> DATA EXTRACT:
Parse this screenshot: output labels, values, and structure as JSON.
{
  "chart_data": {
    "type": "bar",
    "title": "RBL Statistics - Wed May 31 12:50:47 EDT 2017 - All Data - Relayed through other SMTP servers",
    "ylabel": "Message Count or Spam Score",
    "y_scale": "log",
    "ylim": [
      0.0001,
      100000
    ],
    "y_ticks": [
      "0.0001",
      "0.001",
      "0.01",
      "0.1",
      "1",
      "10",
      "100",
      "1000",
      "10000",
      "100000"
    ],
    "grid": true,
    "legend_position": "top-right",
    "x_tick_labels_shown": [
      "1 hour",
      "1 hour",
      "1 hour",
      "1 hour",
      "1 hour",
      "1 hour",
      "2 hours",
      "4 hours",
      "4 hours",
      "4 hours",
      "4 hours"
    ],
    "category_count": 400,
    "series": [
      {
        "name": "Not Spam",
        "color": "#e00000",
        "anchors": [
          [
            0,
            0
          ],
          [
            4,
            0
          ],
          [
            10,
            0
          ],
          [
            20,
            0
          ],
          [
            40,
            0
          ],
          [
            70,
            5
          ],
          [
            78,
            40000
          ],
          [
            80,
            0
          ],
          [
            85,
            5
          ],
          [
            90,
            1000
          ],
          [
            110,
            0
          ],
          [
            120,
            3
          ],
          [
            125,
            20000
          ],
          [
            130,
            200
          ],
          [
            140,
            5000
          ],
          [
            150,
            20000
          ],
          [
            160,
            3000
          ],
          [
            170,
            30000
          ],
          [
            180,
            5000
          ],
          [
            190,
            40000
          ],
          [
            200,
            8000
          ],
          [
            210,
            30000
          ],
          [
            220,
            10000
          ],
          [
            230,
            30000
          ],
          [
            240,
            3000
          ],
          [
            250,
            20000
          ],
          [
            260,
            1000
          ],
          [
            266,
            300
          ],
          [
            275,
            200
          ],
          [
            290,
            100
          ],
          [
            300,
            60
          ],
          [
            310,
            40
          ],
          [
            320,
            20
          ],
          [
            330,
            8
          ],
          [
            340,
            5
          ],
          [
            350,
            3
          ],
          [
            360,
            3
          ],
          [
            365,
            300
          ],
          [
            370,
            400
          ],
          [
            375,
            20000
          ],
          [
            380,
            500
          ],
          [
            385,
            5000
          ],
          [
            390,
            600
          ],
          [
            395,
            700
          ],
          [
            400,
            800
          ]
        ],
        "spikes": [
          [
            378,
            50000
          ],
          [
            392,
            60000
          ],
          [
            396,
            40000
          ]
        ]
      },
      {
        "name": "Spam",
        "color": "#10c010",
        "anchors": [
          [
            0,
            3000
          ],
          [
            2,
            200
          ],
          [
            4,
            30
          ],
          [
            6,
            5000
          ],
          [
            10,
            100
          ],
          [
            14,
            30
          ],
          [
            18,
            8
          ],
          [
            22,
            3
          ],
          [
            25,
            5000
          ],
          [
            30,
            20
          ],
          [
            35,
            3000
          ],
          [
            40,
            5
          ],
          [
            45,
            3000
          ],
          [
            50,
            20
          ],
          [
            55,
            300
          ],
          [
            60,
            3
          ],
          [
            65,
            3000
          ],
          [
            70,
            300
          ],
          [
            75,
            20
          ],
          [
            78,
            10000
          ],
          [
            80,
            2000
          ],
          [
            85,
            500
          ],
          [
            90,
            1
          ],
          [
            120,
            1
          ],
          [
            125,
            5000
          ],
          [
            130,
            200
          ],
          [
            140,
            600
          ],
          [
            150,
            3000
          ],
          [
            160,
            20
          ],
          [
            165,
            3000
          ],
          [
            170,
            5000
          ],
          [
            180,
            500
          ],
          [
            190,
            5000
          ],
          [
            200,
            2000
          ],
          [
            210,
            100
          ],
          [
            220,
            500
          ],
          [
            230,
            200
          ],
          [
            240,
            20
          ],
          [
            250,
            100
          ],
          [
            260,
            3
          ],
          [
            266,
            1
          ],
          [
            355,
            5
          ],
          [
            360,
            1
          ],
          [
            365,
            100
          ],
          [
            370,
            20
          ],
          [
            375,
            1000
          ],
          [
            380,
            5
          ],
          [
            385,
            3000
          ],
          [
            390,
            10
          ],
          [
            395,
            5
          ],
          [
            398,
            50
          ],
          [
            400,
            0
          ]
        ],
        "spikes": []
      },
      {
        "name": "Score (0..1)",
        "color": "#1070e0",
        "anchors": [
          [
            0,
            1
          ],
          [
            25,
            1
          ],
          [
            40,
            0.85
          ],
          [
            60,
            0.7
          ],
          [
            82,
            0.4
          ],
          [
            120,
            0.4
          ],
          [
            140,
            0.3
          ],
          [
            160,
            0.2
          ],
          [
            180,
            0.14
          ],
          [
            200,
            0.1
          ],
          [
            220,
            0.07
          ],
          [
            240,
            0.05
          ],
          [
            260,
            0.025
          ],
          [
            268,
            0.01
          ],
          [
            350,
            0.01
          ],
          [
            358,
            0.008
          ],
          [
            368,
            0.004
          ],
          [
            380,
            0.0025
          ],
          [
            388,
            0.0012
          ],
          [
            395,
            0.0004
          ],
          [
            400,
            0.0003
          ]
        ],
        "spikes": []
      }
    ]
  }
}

> WHAT THE TASK ASKS: Print all of the entries exactly as they are written.

> RESPONSE TO THE TASK:
Parse this screenshot: output labels, values, and structure as JSON.
{
  "chart_data": {
    "type": "bar",
    "title": "RBL Statistics - Wed May 31 12:50:47 EDT 2017 - All Data - Relayed through other SMTP servers",
    "ylabel": "Message Count or Spam Score",
    "y_scale": "log",
    "ylim": [
      0.0001,
      100000
    ],
    "y_ticks": [
      "0.0001",
      "0.001",
      "0.01",
      "0.1",
      "1",
      "10",
      "100",
      "1000",
      "10000",
      "100000"
    ],
    "grid": true,
    "legend_position": "top-right",
    "x_tick_labels_shown": [
      "1 hour",
      "1 hour",
      "1 hour",
      "1 hour",
      "1 hour",
      "1 hour",
      "2 hours",
      "4 hours",
      "4 hours",
      "4 hours",
      "4 hours"
    ],
    "category_count": 400,
    "series": [
      {
        "name": "Not Spam",
        "color": "#e00000",
        "anchors": [
          [
            0,
            0
          ],
          [
            4,
            0
          ],
          [
            10,
            0
          ],
          [
            20,
            0
          ],
          [
            40,
            0
          ],
          [
            70,
            5
          ],
          [
            78,
            40000
          ],
          [
            80,
            0
          ],
          [
            85,
            5
          ],
          [
            90,
            1000
          ],
          [
            110,
            0
          ],
          [
            120,
            3
          ],
          [
            125,
            20000
          ],
          [
            130,
            200
          ],
          [
            140,
            5000
          ],
          [
            150,
            20000
          ],
          [
            160,
            3000
          ],
          [
            170,
            30000
          ],
          [
            180,
            5000
          ],
          [
            190,
            40000
          ],
          [
            200,
            8000
          ],
          [
            210,
            30000
          ],
          [
            220,
            10000
          ],
          [
            230,
            30000
          ],
          [
            240,
            3000
          ],
          [
            250,
            20000
          ],
          [
            260,
            1000
          ],
          [
            266,
            300
          ],
          [
            275,
            200
          ],
          [
            290,
            100
          ],
          [
            300,
            60
          ],
          [
            310,
            40
          ],
          [
            320,
            20
          ],
          [
            330,
            8
          ],
          [
            340,
            5
          ],
          [
            350,
            3
          ],
          [
            360,
            3
          ],
          [
            365,
            300
          ],
          [
            370,
            400
          ],
          [
            375,
            20000
          ],
          [
            380,
            500
          ],
          [
            385,
            5000
          ],
          [
            390,
            600
          ],
          [
            395,
            700
          ],
          [
            400,
            800
          ]
        ],
        "spikes": [
          [
            378,
            50000
          ],
          [
            392,
            60000
          ],
          [
            396,
            40000
          ]
        ]
      },
      {
        "name": "Spam",
        "color": "#10c010",
        "anchors": [
          [
            0,
            3000
          ],
          [
            2,
            200
          ],
          [
            4,
            30
          ],
          [
            6,
            5000
          ],
          [
            10,
            100
          ],
          [
            14,
            30
          ],
          [
            18,
            8
          ],
          [
            22,
            3
          ],
          [
            25,
            5000
          ],
          [
            30,
            20
          ],
          [
            35,
            3000
          ],
          [
            40,
            5
          ],
          [
            45,
            3000
          ],
          [
            50,
            20
          ],
          [
            55,
            300
          ],
          [
            60,
            3
          ],
          [
            65,
            3000
          ],
          [
            70,
            300
          ],
          [
            75,
            20
          ],
          [
            78,
            10000
          ],
          [
            80,
            2000
          ],
          [
            85,
            500
          ],
          [
            90,
            1
          ],
          [
            120,
            1
          ],
          [
            125,
            5000
          ],
          [
            130,
            200
          ],
          [
            140,
            600
          ],
          [
            150,
            3000
          ],
          [
            160,
            20
          ],
          [
            165,
            3000
          ],
          [
            170,
            5000
          ],
          [
            180,
            500
          ],
          [
            190,
            5000
          ],
          [
            200,
            2000
          ],
          [
            210,
            100
          ],
          [
            220,
            500
          ],
          [
            230,
            200
          ],
          [
            240,
            20
          ],
          [
            250,
            100
          ],
          [
            260,
            3
          ],
          [
            266,
            1
          ],
          [
            355,
            5
          ],
          [
            360,
            1
          ],
          [
            365,
            100
          ],
          [
            370,
            20
          ],
          [
            375,
            1000
          ],
          [
            380,
            5
          ],
          [
            385,
            3000
          ],
          [
            390,
            10
          ],
          [
            395,
            5
          ],
          [
            398,
            50
          ],
          [
            400,
            0
          ]
        ],
        "spikes": []
      },
      {
        "name": "Score (0..1)",
        "color": "#1070e0",
        "anchors": [
          [
            0,
            1
          ],
          [
            25,
            1
          ],
          [
            40,
            0.85
          ],
          [
            60,
            0.7
          ],
          [
            82,
            0.4
          ],
          [
            120,
            0.4
          ],
          [
            140,
            0.3
          ],
          [
            160,
            0.2
          ],
          [
            180,
            0.14
          ],
          [
            200,
            0.1
          ],
          [
            220,
            0.07
          ],
          [
            240,
            0.05
          ],
          [
            260,
            0.025
          ],
          [
            268,
            0.01
          ],
          [
            350,
            0.01
          ],
          [
            358,
            0.008
          ],
          [
            368,
            0.004
          ],
          [
            380,
            0.0025
          ],
          [
            388,
            0.0012
          ],
          [
            395,
            0.0004
          ],
          [
            400,
            0.0003
          ]
        ],
        "spikes": []
      }
    ]
  }
}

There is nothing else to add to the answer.